Written instruction -> Find the string "name" in the entries and copy each line that has it.

(Raw records)
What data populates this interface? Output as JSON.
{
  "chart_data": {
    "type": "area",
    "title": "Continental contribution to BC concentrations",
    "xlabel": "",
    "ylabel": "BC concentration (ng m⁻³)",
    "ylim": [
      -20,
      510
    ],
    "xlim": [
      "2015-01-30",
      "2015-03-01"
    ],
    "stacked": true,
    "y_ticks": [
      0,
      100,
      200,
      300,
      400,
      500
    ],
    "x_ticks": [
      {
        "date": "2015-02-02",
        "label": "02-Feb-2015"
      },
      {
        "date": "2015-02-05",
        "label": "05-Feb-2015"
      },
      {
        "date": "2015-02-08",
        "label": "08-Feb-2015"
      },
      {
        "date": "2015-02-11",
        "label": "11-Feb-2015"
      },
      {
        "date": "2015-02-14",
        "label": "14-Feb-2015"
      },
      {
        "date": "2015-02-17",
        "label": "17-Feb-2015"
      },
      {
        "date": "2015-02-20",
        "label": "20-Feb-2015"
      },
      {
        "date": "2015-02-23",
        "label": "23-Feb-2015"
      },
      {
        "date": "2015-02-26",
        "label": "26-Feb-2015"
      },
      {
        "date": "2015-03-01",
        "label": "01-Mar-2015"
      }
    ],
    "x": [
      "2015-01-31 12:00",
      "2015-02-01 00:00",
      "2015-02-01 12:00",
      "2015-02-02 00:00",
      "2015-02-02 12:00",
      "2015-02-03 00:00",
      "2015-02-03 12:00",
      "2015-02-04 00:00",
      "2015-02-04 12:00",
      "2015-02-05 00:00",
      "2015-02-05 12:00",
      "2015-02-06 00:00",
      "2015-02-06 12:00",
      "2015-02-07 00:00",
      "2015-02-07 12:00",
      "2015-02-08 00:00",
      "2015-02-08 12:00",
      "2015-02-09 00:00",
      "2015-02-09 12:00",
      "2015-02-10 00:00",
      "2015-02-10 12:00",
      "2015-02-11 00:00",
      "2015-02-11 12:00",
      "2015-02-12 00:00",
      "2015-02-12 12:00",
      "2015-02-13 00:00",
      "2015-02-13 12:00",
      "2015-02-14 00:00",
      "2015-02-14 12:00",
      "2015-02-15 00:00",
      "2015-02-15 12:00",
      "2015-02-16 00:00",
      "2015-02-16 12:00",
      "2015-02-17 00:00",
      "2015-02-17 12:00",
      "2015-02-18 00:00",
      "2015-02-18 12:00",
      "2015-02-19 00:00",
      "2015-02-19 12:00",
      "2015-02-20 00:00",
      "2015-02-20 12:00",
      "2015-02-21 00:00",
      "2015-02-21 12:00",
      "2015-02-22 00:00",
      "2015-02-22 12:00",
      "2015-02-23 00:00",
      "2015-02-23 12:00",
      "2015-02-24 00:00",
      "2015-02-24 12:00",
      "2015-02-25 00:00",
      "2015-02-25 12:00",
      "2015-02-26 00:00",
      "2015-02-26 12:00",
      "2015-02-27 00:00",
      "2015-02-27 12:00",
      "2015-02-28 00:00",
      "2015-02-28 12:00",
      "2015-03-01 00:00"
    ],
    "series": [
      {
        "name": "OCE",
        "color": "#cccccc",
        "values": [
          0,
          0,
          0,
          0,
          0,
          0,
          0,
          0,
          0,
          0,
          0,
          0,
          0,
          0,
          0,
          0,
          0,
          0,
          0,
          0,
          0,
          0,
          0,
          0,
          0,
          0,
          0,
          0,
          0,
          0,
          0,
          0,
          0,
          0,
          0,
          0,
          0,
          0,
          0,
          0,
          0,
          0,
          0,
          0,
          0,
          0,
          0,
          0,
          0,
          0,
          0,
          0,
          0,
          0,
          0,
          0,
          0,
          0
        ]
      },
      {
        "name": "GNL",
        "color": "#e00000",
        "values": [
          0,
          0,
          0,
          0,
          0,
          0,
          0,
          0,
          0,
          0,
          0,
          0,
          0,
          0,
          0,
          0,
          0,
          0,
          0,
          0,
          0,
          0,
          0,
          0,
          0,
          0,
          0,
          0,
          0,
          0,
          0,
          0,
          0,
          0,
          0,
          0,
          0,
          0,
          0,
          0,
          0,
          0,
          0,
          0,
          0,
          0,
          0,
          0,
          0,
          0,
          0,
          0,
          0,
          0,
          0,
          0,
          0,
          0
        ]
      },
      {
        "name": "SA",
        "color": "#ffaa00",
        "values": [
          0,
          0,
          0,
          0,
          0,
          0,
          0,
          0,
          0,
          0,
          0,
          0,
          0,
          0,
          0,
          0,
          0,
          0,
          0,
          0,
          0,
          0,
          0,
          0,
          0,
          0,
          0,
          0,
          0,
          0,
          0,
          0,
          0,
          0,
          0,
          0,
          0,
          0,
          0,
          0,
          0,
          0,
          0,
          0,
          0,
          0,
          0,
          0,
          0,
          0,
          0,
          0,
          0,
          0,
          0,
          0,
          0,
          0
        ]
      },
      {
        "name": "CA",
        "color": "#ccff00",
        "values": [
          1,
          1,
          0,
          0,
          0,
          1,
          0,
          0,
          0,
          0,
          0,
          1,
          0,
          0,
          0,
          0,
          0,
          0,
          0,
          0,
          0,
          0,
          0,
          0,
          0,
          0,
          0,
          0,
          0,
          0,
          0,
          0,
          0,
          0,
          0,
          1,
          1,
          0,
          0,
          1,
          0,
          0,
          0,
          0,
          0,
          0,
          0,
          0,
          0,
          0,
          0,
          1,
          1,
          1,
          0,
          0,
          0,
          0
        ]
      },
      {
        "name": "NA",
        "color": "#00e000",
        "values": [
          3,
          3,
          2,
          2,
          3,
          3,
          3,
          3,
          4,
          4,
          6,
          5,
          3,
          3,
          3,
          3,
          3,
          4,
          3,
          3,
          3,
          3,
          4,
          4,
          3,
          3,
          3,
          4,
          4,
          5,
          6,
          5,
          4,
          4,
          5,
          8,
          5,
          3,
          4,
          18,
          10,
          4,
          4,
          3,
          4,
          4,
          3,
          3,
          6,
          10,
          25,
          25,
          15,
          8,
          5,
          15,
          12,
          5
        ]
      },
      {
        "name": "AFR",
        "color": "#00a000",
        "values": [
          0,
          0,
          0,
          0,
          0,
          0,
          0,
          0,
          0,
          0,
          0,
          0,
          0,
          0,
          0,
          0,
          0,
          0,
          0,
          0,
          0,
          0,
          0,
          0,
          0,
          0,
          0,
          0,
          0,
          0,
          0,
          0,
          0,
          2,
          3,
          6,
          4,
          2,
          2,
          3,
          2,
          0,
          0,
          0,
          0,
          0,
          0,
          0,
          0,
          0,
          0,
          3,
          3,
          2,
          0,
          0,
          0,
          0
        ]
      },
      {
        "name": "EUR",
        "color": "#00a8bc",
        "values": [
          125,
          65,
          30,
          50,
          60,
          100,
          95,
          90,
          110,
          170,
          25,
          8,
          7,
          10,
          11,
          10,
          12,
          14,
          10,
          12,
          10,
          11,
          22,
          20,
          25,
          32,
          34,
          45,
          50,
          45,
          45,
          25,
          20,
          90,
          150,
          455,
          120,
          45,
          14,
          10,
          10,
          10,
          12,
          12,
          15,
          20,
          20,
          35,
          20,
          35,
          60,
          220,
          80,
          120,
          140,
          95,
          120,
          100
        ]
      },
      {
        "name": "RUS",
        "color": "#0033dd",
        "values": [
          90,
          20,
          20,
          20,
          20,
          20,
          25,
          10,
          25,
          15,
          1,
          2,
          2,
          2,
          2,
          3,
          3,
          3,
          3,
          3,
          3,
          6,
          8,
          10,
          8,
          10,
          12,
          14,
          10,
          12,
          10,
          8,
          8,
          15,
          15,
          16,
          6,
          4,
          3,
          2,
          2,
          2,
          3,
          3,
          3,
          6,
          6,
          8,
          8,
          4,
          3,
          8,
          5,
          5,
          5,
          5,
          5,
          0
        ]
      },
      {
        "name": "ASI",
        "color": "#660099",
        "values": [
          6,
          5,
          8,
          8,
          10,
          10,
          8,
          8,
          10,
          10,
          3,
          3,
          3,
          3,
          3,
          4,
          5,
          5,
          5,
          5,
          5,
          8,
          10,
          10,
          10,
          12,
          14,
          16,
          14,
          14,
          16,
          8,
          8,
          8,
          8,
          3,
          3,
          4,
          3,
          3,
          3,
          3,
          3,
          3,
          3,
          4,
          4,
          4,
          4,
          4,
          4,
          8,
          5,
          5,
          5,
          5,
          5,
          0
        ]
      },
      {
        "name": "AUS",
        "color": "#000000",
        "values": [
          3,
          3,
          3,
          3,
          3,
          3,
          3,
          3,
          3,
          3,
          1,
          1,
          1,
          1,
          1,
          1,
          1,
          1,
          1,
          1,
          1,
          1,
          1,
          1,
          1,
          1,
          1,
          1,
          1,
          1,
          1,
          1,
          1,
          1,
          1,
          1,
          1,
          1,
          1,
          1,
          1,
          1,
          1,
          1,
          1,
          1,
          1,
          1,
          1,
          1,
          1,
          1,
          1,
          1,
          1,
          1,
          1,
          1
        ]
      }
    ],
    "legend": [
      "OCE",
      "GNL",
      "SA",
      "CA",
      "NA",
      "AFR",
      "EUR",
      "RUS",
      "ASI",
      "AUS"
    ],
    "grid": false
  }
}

Complete response ->
        "name": "OCE",
        "name": "GNL",
        "name": "SA",
        "name": "CA",
        "name": "NA",
        "name": "AFR",
        "name": "EUR",
        "name": "RUS",
        "name": "ASI",
        "name": "AUS",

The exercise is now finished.